What the exercise asks: Only a number is wanted: how many lines in these records contain the word "data"?

[START]

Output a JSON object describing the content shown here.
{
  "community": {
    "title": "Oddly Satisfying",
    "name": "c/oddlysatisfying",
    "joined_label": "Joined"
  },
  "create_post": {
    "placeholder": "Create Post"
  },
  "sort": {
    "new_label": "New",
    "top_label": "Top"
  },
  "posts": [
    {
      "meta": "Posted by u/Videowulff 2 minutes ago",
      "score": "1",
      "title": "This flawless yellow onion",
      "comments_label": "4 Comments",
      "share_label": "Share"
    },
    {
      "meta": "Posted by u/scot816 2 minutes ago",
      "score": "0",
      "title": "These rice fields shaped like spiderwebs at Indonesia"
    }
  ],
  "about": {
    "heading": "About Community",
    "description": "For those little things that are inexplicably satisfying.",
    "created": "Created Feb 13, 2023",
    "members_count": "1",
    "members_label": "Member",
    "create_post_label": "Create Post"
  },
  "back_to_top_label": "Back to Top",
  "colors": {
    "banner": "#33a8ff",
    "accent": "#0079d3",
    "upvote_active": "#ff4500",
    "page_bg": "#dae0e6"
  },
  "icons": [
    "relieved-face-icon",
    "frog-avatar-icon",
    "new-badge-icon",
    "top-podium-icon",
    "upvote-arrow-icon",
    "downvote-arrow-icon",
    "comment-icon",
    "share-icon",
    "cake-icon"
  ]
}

[END]
[START]

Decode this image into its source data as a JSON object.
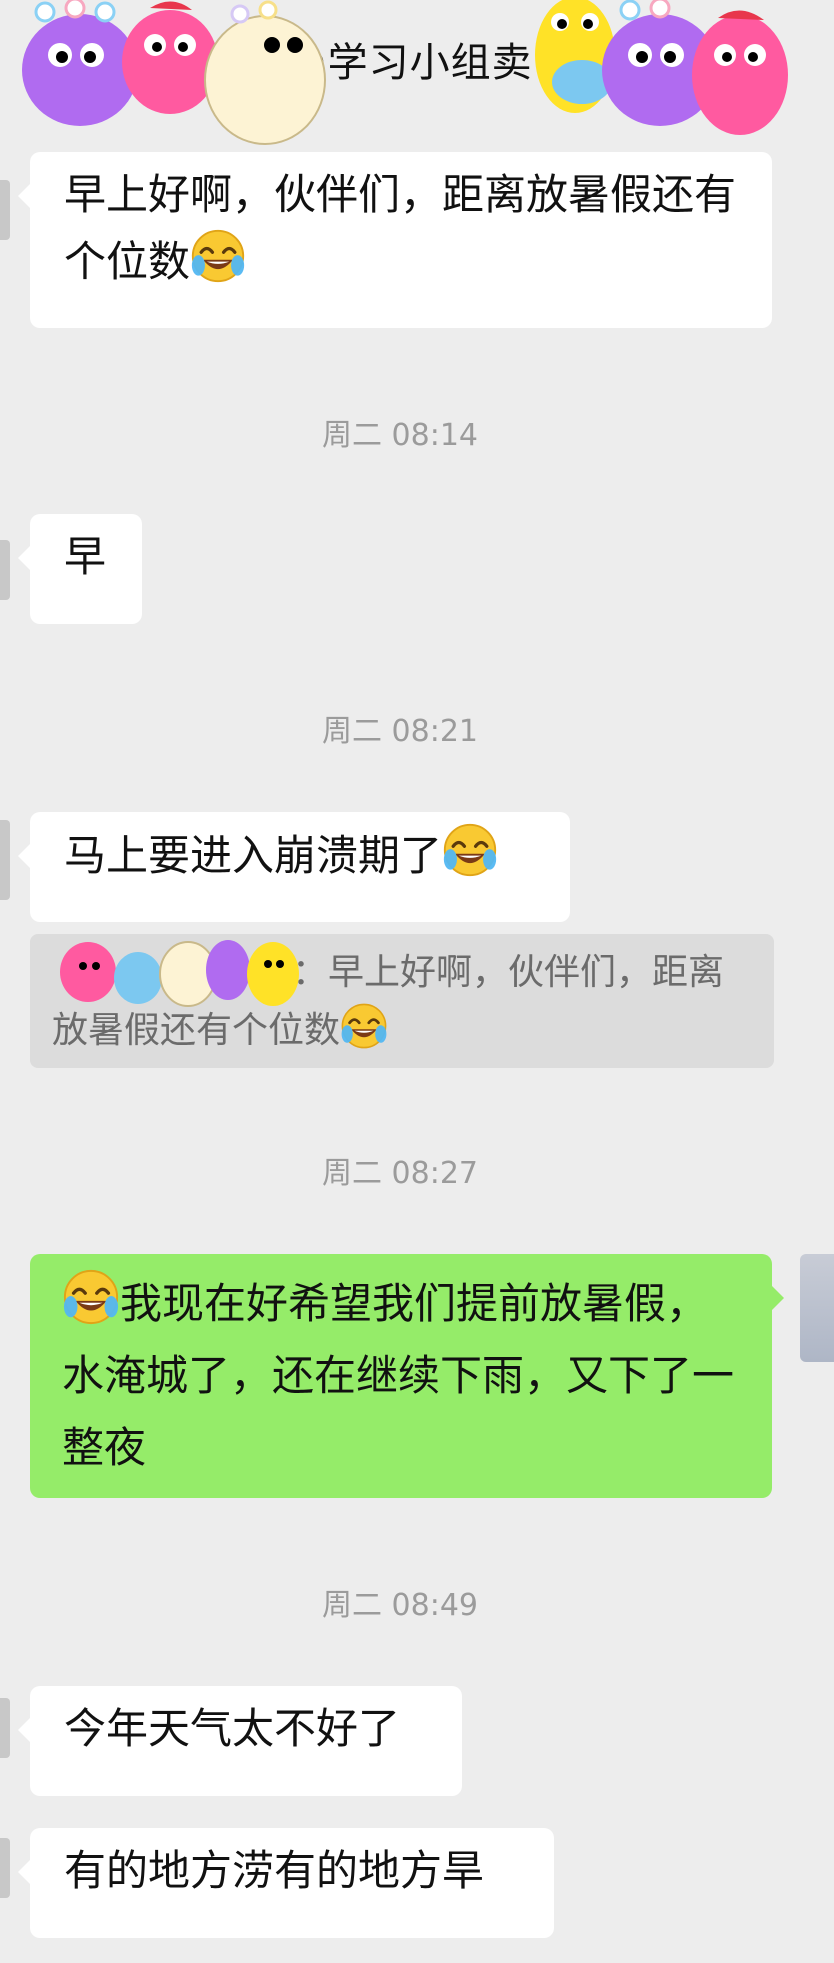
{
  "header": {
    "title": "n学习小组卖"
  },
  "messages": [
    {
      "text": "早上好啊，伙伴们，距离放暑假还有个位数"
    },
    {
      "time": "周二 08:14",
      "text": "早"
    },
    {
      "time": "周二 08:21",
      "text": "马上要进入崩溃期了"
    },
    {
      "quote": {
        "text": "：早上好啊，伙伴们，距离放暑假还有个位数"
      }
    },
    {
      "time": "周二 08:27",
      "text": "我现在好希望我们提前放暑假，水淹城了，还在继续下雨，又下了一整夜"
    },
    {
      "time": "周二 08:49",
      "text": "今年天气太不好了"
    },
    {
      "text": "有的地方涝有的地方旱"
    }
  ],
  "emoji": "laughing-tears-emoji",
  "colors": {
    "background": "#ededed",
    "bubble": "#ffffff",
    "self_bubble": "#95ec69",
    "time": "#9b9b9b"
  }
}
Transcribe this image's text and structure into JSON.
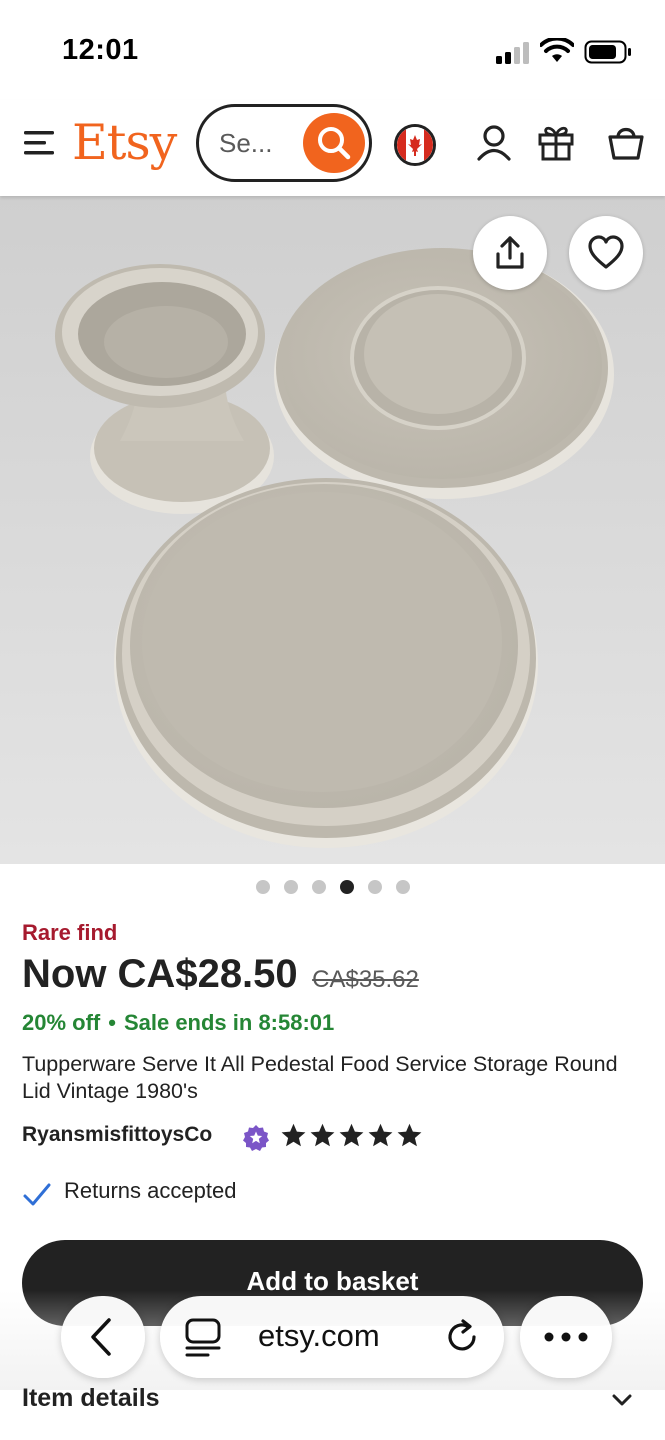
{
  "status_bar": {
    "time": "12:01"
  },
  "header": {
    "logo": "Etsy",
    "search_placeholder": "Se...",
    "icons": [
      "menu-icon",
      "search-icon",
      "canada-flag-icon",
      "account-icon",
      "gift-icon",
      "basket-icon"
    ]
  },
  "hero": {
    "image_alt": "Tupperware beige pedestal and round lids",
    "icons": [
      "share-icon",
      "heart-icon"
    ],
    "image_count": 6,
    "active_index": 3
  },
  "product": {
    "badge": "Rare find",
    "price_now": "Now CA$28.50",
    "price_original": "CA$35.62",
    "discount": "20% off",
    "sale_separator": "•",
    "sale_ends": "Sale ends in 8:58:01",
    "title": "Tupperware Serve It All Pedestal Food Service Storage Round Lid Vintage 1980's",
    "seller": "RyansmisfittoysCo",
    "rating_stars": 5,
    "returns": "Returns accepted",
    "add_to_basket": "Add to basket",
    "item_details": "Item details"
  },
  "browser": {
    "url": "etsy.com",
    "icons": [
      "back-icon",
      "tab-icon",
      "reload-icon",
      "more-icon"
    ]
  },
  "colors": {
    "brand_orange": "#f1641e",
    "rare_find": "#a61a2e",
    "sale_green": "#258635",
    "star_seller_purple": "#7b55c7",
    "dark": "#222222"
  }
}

[END]
[START]

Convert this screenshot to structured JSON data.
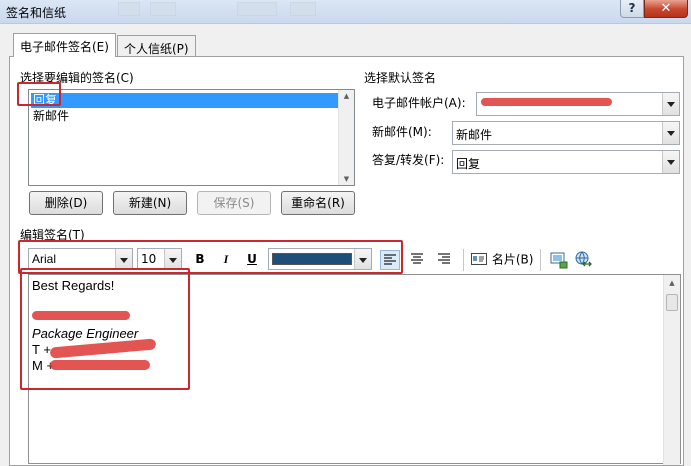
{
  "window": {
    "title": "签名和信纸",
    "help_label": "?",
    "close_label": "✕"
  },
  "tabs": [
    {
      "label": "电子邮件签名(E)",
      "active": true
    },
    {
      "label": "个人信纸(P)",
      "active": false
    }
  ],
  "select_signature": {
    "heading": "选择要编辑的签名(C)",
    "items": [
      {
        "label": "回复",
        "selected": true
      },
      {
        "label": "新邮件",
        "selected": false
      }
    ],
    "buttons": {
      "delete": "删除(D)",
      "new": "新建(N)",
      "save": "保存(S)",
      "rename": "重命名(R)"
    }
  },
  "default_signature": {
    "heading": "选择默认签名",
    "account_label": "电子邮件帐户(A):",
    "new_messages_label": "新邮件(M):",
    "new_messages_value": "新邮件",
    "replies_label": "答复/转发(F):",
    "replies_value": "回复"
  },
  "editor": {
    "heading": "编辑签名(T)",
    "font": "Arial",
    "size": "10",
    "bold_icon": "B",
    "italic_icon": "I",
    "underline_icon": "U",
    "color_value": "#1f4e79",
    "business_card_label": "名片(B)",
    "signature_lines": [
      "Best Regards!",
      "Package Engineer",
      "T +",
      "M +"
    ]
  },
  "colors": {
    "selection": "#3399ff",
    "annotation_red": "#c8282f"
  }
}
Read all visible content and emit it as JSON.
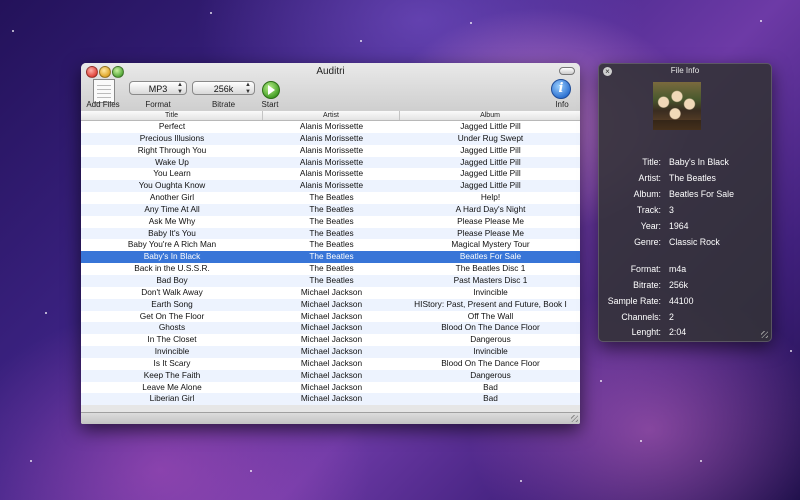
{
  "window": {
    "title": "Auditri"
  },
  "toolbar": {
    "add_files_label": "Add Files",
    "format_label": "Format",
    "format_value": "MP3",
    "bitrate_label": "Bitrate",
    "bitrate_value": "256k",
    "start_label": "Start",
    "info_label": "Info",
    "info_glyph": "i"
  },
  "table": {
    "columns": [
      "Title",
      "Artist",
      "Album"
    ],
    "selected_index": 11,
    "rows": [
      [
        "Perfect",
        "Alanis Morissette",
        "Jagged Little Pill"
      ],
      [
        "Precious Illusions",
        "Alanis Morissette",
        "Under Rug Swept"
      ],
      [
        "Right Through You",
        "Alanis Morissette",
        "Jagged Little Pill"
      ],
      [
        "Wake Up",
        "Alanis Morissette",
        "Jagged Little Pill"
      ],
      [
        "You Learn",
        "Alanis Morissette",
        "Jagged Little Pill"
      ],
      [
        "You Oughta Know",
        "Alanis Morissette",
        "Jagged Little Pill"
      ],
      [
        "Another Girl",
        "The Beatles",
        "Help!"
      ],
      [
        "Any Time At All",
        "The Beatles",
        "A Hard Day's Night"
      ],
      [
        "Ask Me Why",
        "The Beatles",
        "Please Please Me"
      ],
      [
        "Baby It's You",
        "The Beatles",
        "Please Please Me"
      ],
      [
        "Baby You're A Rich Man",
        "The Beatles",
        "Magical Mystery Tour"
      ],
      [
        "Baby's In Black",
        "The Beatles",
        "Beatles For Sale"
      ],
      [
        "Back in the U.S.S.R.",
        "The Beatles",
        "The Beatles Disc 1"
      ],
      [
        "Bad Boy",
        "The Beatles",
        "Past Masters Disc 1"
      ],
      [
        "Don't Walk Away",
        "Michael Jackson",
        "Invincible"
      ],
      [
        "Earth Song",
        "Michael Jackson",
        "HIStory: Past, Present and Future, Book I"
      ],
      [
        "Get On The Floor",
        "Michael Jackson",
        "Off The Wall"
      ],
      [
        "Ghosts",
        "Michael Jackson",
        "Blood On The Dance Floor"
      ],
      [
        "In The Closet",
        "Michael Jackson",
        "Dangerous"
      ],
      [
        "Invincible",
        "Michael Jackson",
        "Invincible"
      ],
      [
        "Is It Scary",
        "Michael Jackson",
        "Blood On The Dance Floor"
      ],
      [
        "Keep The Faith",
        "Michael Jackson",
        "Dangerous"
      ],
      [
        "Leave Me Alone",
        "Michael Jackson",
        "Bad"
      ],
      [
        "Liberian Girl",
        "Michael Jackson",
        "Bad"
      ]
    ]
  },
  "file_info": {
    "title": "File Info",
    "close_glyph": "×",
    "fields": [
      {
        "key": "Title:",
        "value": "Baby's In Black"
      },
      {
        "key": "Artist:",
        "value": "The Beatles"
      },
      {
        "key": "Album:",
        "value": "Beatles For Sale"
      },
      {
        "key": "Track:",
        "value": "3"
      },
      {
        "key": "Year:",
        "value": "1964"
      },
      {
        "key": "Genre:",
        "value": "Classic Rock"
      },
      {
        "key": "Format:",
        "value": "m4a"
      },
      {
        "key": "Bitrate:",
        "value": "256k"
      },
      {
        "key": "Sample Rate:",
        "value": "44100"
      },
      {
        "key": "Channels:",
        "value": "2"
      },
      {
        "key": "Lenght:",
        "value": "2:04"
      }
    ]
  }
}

[END]

Task response: 2